=== Objective ===
Output, word for word, every line from the line with "What's the underlying" through the final line of the data below.

=== Provided data ===
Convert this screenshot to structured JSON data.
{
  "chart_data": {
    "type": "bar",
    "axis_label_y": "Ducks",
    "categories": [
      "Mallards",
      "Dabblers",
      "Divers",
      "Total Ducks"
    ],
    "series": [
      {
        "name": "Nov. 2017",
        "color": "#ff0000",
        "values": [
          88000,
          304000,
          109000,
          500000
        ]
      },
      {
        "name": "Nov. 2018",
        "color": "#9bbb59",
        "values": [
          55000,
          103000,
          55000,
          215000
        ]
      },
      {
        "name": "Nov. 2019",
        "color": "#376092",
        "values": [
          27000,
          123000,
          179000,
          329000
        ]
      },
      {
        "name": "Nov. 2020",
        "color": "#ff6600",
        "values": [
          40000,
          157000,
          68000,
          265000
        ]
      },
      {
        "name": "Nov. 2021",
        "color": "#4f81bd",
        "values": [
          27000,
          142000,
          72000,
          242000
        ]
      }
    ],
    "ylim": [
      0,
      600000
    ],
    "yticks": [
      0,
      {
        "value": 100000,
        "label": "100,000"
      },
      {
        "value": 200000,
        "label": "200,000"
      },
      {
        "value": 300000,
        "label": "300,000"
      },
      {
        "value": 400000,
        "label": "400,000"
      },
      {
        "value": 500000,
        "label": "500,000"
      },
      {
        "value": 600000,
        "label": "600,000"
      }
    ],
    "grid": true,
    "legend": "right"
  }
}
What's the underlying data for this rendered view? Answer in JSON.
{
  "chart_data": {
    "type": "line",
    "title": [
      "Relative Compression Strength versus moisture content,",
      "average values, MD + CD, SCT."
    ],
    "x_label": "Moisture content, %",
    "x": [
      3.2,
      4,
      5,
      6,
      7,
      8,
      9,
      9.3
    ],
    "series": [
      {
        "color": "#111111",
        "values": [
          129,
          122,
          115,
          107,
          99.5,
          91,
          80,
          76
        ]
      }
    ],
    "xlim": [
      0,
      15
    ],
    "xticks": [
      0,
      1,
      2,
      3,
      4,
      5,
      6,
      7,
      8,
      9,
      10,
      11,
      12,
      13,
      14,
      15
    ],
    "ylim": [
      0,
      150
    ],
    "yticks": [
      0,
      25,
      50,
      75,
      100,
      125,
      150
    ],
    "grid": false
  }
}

=== Output ===
What's the underlying data for this rendered view? Answer in JSON.
{
  "chart_data": {
    "type": "line",
    "title": [
      "Relative Compression Strength versus moisture content,",
      "average values, MD + CD, SCT."
    ],
    "x_label": "Moisture content, %",
    "x": [
      3.2,
      4,
      5,
      6,
      7,
      8,
      9,
      9.3
    ],
    "series": [
      {
        "color": "#111111",
        "values": [
          129,
          122,
          115,
          107,
          99.5,
          91,
          80,
          76
        ]
      }
    ],
    "xlim": [
      0,
      15
    ],
    "xticks": [
      0,
      1,
      2,
      3,
      4,
      5,
      6,
      7,
      8,
      9,
      10,
      11,
      12,
      13,
      14,
      15
    ],
    "ylim": [
      0,
      150
    ],
    "yticks": [
      0,
      25,
      50,
      75,
      100,
      125,
      150
    ],
    "grid": false
  }
}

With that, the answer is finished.